◆ Short task
Repeat the material below word for word and leave out all pictures.

◆ Dataset rows
┏━━

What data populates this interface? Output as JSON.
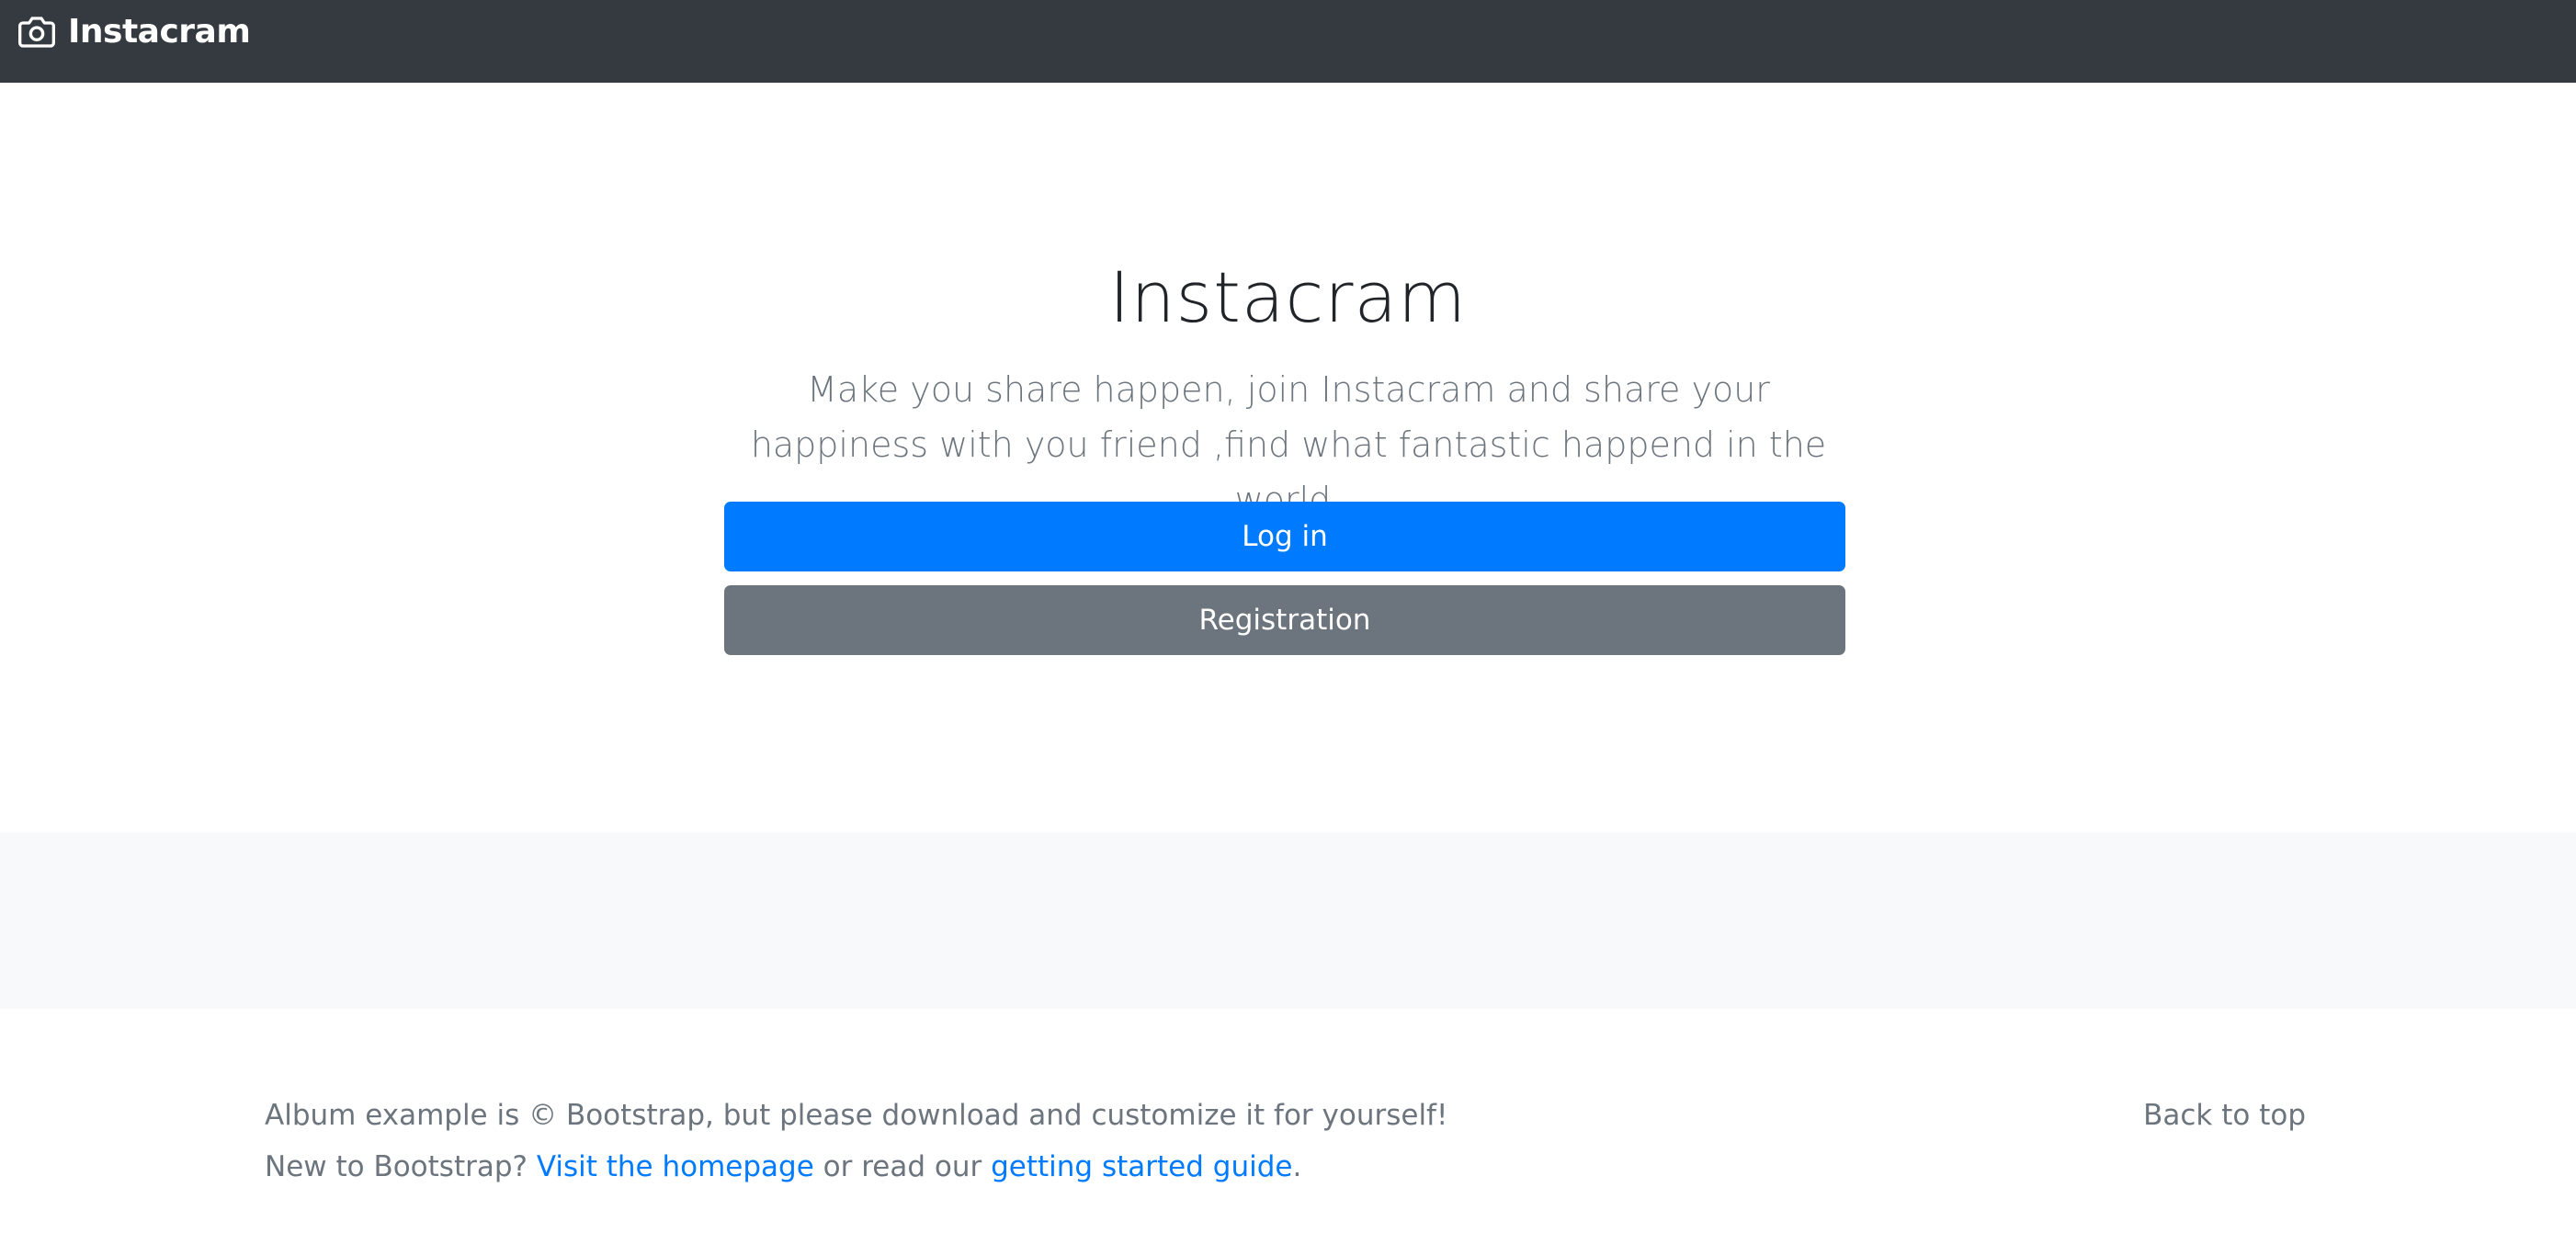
{
  "navbar": {
    "brand_icon": "camera-icon",
    "brand_text": "Instacram",
    "background": "#343a40"
  },
  "hero": {
    "title": "Instacram",
    "lead": "Make you share happen, join Instacram and share your happiness with you friend ,find what fantastic happend in the world.",
    "login_label": "Log in",
    "register_label": "Registration"
  },
  "footer": {
    "copyright_text": "Album example is © Bootstrap, but please download and customize it for yourself!",
    "new_to_text": "New to Bootstrap?",
    "homepage_link": "Visit the homepage",
    "or_read_text": "or read our",
    "guide_link": "getting started guide",
    "period": ".",
    "back_to_top": "Back to top"
  },
  "colors": {
    "primary": "#007bff",
    "secondary": "#6c757d",
    "light_bg": "#f8f9fa",
    "dark_nav": "#343a40"
  }
}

┗━━

◆ Written reply
What data populates this interface? Output as JSON.
{
  "navbar": {
    "brand_icon": "camera-icon",
    "brand_text": "Instacram",
    "background": "#343a40"
  },
  "hero": {
    "title": "Instacram",
    "lead": "Make you share happen, join Instacram and share your happiness with you friend ,find what fantastic happend in the world.",
    "login_label": "Log in",
    "register_label": "Registration"
  },
  "footer": {
    "copyright_text": "Album example is © Bootstrap, but please download and customize it for yourself!",
    "new_to_text": "New to Bootstrap?",
    "homepage_link": "Visit the homepage",
    "or_read_text": "or read our",
    "guide_link": "getting started guide",
    "period": ".",
    "back_to_top": "Back to top"
  },
  "colors": {
    "primary": "#007bff",
    "secondary": "#6c757d",
    "light_bg": "#f8f9fa",
    "dark_nav": "#343a40"
  }
}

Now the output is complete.